_Written request_.
Your task is to print the material below exactly as presented.

_Information given_.

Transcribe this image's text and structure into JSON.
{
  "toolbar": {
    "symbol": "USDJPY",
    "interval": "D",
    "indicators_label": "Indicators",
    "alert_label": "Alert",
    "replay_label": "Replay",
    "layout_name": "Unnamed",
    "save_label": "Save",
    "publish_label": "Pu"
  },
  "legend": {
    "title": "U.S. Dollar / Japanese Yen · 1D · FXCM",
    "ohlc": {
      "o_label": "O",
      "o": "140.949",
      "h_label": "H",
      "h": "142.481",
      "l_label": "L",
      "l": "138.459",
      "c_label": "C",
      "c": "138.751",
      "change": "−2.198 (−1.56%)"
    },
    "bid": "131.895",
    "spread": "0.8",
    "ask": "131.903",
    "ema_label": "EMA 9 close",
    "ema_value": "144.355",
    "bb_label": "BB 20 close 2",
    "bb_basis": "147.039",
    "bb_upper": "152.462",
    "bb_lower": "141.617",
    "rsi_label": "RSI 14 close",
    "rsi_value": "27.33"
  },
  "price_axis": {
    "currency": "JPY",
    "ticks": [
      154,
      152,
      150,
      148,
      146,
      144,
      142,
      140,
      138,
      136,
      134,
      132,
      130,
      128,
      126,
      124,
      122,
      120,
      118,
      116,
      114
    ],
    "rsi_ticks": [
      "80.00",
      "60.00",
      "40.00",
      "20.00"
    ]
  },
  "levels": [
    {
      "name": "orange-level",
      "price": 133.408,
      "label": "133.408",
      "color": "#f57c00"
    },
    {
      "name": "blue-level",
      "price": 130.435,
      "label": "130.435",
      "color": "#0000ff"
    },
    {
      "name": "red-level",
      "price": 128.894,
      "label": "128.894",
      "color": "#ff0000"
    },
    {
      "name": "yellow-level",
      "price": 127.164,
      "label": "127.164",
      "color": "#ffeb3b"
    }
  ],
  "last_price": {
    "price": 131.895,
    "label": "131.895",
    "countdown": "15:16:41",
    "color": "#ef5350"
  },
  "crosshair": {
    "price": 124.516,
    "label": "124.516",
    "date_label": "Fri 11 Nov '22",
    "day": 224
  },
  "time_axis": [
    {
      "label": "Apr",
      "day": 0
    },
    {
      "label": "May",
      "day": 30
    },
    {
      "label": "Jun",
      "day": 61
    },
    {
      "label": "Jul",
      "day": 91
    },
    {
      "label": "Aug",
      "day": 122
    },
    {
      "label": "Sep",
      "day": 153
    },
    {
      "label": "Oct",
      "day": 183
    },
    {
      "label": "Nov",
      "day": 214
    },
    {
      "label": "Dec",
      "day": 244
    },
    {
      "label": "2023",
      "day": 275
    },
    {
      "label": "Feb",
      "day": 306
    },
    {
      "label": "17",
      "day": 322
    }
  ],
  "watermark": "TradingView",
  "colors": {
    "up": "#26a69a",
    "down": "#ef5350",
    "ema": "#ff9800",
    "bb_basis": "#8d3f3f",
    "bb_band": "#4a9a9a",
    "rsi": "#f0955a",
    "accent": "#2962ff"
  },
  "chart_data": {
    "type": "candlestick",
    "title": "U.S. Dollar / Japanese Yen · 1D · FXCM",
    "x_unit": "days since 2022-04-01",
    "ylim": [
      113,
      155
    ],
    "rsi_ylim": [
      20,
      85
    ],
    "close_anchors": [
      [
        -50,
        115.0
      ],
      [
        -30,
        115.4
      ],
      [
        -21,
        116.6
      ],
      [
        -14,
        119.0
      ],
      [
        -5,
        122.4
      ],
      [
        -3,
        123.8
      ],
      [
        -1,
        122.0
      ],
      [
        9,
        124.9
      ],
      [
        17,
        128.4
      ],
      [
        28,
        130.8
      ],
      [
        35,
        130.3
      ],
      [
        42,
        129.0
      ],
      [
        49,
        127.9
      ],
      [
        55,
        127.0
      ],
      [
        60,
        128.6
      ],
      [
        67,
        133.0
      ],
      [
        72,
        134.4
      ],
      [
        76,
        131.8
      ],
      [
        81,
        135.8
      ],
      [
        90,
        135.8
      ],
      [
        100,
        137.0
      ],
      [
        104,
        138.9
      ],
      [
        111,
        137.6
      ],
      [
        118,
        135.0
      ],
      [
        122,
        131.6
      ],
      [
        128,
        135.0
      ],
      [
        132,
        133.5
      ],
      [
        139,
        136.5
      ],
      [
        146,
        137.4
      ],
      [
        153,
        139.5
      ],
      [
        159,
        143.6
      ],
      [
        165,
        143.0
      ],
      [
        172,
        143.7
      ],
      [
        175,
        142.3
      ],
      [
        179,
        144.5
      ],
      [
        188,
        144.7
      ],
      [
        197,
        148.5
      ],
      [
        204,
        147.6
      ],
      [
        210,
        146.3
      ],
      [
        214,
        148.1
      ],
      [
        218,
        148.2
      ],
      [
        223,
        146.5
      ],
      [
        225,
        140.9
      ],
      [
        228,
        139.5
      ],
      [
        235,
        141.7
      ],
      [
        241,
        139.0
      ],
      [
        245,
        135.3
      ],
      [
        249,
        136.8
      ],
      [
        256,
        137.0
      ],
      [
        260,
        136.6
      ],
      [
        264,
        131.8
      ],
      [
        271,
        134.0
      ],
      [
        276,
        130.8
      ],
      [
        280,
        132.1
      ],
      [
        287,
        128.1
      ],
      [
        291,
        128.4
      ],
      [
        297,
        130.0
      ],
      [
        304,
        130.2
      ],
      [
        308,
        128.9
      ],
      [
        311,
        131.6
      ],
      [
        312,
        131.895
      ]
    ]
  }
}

_Response below_.
Transcribe this image's text and structure into JSON.
{
  "toolbar": {
    "symbol": "USDJPY",
    "interval": "D",
    "indicators_label": "Indicators",
    "alert_label": "Alert",
    "replay_label": "Replay",
    "layout_name": "Unnamed",
    "save_label": "Save",
    "publish_label": "Pu"
  },
  "legend": {
    "title": "U.S. Dollar / Japanese Yen · 1D · FXCM",
    "ohlc": {
      "o_label": "O",
      "o": "140.949",
      "h_label": "H",
      "h": "142.481",
      "l_label": "L",
      "l": "138.459",
      "c_label": "C",
      "c": "138.751",
      "change": "−2.198 (−1.56%)"
    },
    "bid": "131.895",
    "spread": "0.8",
    "ask": "131.903",
    "ema_label": "EMA 9 close",
    "ema_value": "144.355",
    "bb_label": "BB 20 close 2",
    "bb_basis": "147.039",
    "bb_upper": "152.462",
    "bb_lower": "141.617",
    "rsi_label": "RSI 14 close",
    "rsi_value": "27.33"
  },
  "price_axis": {
    "currency": "JPY",
    "ticks": [
      154,
      152,
      150,
      148,
      146,
      144,
      142,
      140,
      138,
      136,
      134,
      132,
      130,
      128,
      126,
      124,
      122,
      120,
      118,
      116,
      114
    ],
    "rsi_ticks": [
      "80.00",
      "60.00",
      "40.00",
      "20.00"
    ]
  },
  "levels": [
    {
      "name": "orange-level",
      "price": 133.408,
      "label": "133.408",
      "color": "#f57c00"
    },
    {
      "name": "blue-level",
      "price": 130.435,
      "label": "130.435",
      "color": "#0000ff"
    },
    {
      "name": "red-level",
      "price": 128.894,
      "label": "128.894",
      "color": "#ff0000"
    },
    {
      "name": "yellow-level",
      "price": 127.164,
      "label": "127.164",
      "color": "#ffeb3b"
    }
  ],
  "last_price": {
    "price": 131.895,
    "label": "131.895",
    "countdown": "15:16:41",
    "color": "#ef5350"
  },
  "crosshair": {
    "price": 124.516,
    "label": "124.516",
    "date_label": "Fri 11 Nov '22",
    "day": 224
  },
  "time_axis": [
    {
      "label": "Apr",
      "day": 0
    },
    {
      "label": "May",
      "day": 30
    },
    {
      "label": "Jun",
      "day": 61
    },
    {
      "label": "Jul",
      "day": 91
    },
    {
      "label": "Aug",
      "day": 122
    },
    {
      "label": "Sep",
      "day": 153
    },
    {
      "label": "Oct",
      "day": 183
    },
    {
      "label": "Nov",
      "day": 214
    },
    {
      "label": "Dec",
      "day": 244
    },
    {
      "label": "2023",
      "day": 275
    },
    {
      "label": "Feb",
      "day": 306
    },
    {
      "label": "17",
      "day": 322
    }
  ],
  "watermark": "TradingView",
  "colors": {
    "up": "#26a69a",
    "down": "#ef5350",
    "ema": "#ff9800",
    "bb_basis": "#8d3f3f",
    "bb_band": "#4a9a9a",
    "rsi": "#f0955a",
    "accent": "#2962ff"
  },
  "chart_data": {
    "type": "candlestick",
    "title": "U.S. Dollar / Japanese Yen · 1D · FXCM",
    "x_unit": "days since 2022-04-01",
    "ylim": [
      113,
      155
    ],
    "rsi_ylim": [
      20,
      85
    ],
    "close_anchors": [
      [
        -50,
        115.0
      ],
      [
        -30,
        115.4
      ],
      [
        -21,
        116.6
      ],
      [
        -14,
        119.0
      ],
      [
        -5,
        122.4
      ],
      [
        -3,
        123.8
      ],
      [
        -1,
        122.0
      ],
      [
        9,
        124.9
      ],
      [
        17,
        128.4
      ],
      [
        28,
        130.8
      ],
      [
        35,
        130.3
      ],
      [
        42,
        129.0
      ],
      [
        49,
        127.9
      ],
      [
        55,
        127.0
      ],
      [
        60,
        128.6
      ],
      [
        67,
        133.0
      ],
      [
        72,
        134.4
      ],
      [
        76,
        131.8
      ],
      [
        81,
        135.8
      ],
      [
        90,
        135.8
      ],
      [
        100,
        137.0
      ],
      [
        104,
        138.9
      ],
      [
        111,
        137.6
      ],
      [
        118,
        135.0
      ],
      [
        122,
        131.6
      ],
      [
        128,
        135.0
      ],
      [
        132,
        133.5
      ],
      [
        139,
        136.5
      ],
      [
        146,
        137.4
      ],
      [
        153,
        139.5
      ],
      [
        159,
        143.6
      ],
      [
        165,
        143.0
      ],
      [
        172,
        143.7
      ],
      [
        175,
        142.3
      ],
      [
        179,
        144.5
      ],
      [
        188,
        144.7
      ],
      [
        197,
        148.5
      ],
      [
        204,
        147.6
      ],
      [
        210,
        146.3
      ],
      [
        214,
        148.1
      ],
      [
        218,
        148.2
      ],
      [
        223,
        146.5
      ],
      [
        225,
        140.9
      ],
      [
        228,
        139.5
      ],
      [
        235,
        141.7
      ],
      [
        241,
        139.0
      ],
      [
        245,
        135.3
      ],
      [
        249,
        136.8
      ],
      [
        256,
        137.0
      ],
      [
        260,
        136.6
      ],
      [
        264,
        131.8
      ],
      [
        271,
        134.0
      ],
      [
        276,
        130.8
      ],
      [
        280,
        132.1
      ],
      [
        287,
        128.1
      ],
      [
        291,
        128.4
      ],
      [
        297,
        130.0
      ],
      [
        304,
        130.2
      ],
      [
        308,
        128.9
      ],
      [
        311,
        131.6
      ],
      [
        312,
        131.895
      ]
    ]
  }
}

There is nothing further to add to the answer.